### REQUIREMENTS
Every line containing the word "values" needs to be found and copied.

### TASK INPUTS
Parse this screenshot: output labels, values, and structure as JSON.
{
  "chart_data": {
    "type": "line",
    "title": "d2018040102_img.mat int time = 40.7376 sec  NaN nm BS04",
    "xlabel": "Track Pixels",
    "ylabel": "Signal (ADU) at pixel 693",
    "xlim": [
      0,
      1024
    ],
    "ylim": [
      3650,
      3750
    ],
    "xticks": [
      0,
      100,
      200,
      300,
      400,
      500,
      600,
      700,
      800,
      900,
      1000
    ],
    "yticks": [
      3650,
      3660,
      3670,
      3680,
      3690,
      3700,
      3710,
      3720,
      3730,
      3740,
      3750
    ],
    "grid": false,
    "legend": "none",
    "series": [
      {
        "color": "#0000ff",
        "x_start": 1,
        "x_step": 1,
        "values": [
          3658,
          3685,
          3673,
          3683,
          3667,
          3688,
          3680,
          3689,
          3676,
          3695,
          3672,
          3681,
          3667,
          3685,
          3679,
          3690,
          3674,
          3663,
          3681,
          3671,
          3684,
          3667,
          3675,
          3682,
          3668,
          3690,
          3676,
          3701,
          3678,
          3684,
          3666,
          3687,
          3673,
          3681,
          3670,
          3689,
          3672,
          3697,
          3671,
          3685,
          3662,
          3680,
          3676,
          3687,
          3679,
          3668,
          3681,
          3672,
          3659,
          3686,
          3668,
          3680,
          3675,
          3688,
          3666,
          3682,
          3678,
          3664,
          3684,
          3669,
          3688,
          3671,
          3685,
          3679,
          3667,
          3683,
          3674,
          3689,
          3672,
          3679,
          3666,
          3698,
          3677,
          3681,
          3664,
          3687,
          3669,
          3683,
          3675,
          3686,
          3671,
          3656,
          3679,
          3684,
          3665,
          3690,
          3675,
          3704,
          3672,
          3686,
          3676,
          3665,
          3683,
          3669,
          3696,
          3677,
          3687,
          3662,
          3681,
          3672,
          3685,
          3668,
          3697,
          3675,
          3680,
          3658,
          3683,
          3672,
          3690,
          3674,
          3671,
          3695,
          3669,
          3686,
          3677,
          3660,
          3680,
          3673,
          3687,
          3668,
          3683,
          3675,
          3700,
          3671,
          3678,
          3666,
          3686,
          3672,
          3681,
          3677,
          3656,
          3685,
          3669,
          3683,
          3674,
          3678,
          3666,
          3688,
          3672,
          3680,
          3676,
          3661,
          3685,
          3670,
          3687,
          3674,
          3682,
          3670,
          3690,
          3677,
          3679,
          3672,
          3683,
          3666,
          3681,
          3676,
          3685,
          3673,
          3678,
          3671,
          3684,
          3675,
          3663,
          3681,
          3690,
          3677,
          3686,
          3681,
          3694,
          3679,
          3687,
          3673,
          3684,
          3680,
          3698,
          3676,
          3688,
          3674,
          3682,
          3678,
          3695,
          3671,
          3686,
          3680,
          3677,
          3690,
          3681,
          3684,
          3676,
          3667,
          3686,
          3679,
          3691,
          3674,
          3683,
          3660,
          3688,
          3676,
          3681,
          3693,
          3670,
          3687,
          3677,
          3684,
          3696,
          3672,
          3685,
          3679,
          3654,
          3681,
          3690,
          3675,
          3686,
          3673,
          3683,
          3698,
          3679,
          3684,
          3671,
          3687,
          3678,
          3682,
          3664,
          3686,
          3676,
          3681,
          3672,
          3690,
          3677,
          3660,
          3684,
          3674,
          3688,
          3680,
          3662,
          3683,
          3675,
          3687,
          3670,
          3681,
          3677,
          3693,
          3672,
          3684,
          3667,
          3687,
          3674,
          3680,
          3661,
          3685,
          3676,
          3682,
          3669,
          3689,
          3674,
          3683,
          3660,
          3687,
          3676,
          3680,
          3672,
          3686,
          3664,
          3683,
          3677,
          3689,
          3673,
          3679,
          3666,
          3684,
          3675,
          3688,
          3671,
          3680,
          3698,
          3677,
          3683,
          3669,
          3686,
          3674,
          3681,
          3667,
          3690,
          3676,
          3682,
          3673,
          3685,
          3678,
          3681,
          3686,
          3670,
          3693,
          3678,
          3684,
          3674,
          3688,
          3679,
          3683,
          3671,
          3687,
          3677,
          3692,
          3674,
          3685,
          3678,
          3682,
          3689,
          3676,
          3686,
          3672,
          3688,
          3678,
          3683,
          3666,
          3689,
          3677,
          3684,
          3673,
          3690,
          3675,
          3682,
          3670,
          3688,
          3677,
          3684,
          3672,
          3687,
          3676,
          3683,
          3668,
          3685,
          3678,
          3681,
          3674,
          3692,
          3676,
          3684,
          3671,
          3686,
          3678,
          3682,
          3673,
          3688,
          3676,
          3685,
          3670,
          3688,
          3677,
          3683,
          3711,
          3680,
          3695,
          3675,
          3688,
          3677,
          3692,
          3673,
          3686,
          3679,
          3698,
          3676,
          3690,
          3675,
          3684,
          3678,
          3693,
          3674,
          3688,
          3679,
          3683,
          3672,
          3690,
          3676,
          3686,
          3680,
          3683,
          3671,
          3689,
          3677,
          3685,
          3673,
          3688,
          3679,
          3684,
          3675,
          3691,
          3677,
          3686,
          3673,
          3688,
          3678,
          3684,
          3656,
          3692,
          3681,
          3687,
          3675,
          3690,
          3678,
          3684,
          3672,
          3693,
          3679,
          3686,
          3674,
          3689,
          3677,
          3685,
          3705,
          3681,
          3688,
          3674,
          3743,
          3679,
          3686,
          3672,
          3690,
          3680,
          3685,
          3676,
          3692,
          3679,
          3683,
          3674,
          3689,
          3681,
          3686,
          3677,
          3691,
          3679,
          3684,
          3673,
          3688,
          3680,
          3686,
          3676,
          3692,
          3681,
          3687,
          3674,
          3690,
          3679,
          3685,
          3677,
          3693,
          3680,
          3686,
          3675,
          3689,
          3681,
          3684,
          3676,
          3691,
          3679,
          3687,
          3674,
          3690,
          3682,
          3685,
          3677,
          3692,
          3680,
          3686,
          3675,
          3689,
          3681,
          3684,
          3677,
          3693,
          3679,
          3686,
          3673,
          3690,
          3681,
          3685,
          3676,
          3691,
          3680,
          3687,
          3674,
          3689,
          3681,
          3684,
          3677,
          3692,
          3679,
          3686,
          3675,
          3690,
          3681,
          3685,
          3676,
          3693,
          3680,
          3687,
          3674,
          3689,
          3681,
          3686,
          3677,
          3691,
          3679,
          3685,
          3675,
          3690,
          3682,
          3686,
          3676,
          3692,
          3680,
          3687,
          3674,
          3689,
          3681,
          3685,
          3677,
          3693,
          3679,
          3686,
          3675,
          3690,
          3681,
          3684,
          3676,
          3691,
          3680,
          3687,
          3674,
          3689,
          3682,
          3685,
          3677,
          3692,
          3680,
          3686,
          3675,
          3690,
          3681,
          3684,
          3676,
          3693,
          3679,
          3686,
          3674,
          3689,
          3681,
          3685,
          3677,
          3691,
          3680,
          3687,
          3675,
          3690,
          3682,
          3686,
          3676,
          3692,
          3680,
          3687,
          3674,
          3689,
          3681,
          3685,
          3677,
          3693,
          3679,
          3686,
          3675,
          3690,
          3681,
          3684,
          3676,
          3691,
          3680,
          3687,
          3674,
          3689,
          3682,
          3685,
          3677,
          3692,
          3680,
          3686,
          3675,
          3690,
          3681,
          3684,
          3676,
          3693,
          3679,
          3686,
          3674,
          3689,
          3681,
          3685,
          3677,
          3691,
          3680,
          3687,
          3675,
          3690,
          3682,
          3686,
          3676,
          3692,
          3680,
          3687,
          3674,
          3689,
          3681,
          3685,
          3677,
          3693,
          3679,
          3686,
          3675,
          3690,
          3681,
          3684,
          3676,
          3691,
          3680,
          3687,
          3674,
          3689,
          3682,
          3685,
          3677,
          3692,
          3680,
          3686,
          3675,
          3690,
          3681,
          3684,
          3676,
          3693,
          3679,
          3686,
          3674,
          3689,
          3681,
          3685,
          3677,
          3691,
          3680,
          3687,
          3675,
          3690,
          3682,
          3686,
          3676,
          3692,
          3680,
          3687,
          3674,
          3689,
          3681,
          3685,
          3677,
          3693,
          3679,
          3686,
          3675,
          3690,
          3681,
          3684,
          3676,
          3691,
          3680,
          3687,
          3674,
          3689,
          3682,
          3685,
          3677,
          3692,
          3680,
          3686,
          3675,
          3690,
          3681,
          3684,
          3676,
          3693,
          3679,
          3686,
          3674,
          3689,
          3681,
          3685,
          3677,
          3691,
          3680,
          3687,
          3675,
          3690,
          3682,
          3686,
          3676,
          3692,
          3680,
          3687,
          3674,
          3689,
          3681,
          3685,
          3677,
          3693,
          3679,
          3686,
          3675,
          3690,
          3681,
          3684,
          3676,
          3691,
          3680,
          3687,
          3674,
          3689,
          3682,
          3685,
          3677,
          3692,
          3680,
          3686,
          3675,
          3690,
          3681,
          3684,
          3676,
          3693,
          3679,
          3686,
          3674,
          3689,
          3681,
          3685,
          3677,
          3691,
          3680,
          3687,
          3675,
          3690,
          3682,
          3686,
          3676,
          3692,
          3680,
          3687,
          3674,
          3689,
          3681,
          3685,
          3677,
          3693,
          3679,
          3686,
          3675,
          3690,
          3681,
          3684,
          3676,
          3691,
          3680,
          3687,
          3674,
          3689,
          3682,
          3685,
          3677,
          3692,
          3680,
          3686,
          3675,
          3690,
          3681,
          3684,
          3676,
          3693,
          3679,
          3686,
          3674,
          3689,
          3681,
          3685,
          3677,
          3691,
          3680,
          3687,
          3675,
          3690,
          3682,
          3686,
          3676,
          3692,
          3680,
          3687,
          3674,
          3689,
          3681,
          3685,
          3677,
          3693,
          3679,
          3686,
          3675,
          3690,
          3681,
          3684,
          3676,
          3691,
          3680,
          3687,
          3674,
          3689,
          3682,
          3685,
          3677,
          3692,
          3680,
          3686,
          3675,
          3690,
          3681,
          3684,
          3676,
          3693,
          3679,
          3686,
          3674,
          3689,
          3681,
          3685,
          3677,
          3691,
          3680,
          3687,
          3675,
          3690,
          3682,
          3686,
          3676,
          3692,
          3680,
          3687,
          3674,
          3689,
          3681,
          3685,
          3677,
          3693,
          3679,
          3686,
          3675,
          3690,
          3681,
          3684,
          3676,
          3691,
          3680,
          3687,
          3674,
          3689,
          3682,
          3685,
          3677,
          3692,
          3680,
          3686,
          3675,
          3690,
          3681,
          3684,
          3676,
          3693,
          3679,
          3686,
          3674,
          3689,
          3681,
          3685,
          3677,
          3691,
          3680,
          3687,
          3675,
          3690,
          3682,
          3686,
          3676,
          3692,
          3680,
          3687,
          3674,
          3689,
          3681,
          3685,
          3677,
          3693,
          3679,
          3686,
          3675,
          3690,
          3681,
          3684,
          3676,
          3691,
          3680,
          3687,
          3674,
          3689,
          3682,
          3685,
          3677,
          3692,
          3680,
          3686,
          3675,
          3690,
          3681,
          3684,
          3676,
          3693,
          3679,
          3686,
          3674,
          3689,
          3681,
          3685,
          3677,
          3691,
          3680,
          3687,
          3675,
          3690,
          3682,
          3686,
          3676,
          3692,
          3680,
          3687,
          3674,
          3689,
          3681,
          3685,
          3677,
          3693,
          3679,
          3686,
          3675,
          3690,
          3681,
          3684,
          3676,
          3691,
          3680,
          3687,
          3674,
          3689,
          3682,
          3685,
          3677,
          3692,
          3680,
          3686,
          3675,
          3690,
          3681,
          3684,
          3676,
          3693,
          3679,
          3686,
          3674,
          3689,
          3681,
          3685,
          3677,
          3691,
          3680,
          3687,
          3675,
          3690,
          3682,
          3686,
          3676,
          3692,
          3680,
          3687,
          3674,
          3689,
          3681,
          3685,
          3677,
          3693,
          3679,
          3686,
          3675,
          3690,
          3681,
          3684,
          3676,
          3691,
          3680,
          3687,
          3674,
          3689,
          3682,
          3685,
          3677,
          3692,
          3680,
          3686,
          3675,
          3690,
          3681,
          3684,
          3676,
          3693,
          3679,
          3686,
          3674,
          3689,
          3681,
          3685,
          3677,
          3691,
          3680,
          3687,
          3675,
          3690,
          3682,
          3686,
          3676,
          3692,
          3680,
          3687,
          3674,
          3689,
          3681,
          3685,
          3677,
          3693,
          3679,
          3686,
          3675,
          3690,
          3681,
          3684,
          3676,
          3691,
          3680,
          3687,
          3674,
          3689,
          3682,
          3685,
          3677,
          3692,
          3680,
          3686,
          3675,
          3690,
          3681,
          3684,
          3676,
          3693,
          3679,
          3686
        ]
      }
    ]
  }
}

### FINAL RESULT
Parse this screenshot: output labels, values, and structure as JSON.
        "values": [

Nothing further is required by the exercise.